-- WHAT YOU HAVE TO DO --
Write out the records below once more, exactly as they stand.

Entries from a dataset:
..............................

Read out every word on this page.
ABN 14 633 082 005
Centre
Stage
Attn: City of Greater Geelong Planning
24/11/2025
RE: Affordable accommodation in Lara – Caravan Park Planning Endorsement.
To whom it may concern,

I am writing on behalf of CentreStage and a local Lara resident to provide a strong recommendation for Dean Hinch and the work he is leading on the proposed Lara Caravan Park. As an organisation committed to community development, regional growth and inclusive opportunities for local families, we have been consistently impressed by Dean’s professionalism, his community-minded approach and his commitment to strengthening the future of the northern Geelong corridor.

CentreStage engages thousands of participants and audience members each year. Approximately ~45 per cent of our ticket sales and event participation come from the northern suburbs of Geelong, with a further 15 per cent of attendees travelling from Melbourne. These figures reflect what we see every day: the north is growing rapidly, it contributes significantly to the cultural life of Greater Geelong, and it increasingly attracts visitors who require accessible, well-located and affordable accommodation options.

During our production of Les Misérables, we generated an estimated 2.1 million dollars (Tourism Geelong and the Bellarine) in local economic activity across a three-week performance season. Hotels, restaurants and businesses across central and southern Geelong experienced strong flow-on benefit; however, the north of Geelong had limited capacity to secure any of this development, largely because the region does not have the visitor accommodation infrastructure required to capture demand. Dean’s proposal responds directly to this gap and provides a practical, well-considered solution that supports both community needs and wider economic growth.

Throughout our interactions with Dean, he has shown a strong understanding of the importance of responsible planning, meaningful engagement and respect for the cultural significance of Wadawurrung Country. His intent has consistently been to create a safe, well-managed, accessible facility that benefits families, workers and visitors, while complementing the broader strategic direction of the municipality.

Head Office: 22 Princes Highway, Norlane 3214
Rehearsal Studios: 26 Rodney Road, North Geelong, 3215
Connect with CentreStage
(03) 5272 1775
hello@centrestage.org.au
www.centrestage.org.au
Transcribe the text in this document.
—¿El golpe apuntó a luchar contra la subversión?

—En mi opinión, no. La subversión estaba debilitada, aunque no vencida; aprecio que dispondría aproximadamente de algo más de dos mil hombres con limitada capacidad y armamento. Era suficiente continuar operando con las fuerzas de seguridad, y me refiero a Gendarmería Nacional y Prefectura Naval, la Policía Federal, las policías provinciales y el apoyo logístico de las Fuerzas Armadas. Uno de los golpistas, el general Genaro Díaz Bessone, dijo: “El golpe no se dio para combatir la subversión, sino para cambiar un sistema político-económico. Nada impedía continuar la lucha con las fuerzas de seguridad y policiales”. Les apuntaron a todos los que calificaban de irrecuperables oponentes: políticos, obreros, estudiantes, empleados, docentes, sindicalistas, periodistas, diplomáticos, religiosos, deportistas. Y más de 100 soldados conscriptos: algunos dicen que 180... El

..............................

-- TASK RESULT --
Read out every word on this page.
ABN 14 633 082 005
Centre
Stage
Attn: City of Greater Geelong Planning
24/11/2025
RE: Affordable accommodation in Lara – Caravan Park Planning Endorsement.
To whom it may concern,

I am writing on behalf of CentreStage and a local Lara resident to provide a strong recommendation for Dean Hinch and the work he is leading on the proposed Lara Caravan Park. As an organisation committed to community development, regional growth and inclusive opportunities for local families, we have been consistently impressed by Dean’s professionalism, his community-minded approach and his commitment to strengthening the future of the northern Geelong corridor.

CentreStage engages thousands of participants and audience members each year. Approximately ~45 per cent of our ticket sales and event participation come from the northern suburbs of Geelong, with a further 15 per cent of attendees travelling from Melbourne. These figures reflect what we see every day: the north is growing rapidly, it contributes significantly to the cultural life of Greater Geelong, and it increasingly attracts visitors who require accessible, well-located and affordable accommodation options.

During our production of Les Misérables, we generated an estimated 2.1 million dollars (Tourism Geelong and the Bellarine) in local economic activity across a three-week performance season. Hotels, restaurants and businesses across central and southern Geelong experienced strong flow-on benefit; however, the north of Geelong had limited capacity to secure any of this development, largely because the region does not have the visitor accommodation infrastructure required to capture demand. Dean’s proposal responds directly to this gap and provides a practical, well-considered solution that supports both community needs and wider economic growth.

Throughout our interactions with Dean, he has shown a strong understanding of the importance of responsible planning, meaningful engagement and respect for the cultural significance of Wadawurrung Country. His intent has consistently been to create a safe, well-managed, accessible facility that benefits families, workers and visitors, while complementing the broader strategic direction of the municipality.

Head Office: 22 Princes Highway, Norlane 3214
Rehearsal Studios: 26 Rodney Road, North Geelong, 3215
Connect with CentreStage
(03) 5272 1775
hello@centrestage.org.au
www.centrestage.org.au
Transcribe the text in this document.
—¿El golpe apuntó a luchar contra la subversión?

—En mi opinión, no. La subversión estaba debilitada, aunque no vencida; aprecio que dispondría aproximadamente de algo más de dos mil hombres con limitada capacidad y armamento. Era suficiente continuar operando con las fuerzas de seguridad, y me refiero a Gendarmería Nacional y Prefectura Naval, la Policía Federal, las policías provinciales y el apoyo logístico de las Fuerzas Armadas. Uno de los golpistas, el general Genaro Díaz Bessone, dijo: “El golpe no se dio para combatir la subversión, sino para cambiar un sistema político-económico. Nada impedía continuar la lucha con las fuerzas de seguridad y policiales”. Les apuntaron a todos los que calificaban de irrecuperables oponentes: políticos, obreros, estudiantes, empleados, docentes, sindicalistas, periodistas, diplomáticos, religiosos, deportistas. Y más de 100 soldados conscriptos: algunos dicen que 180... El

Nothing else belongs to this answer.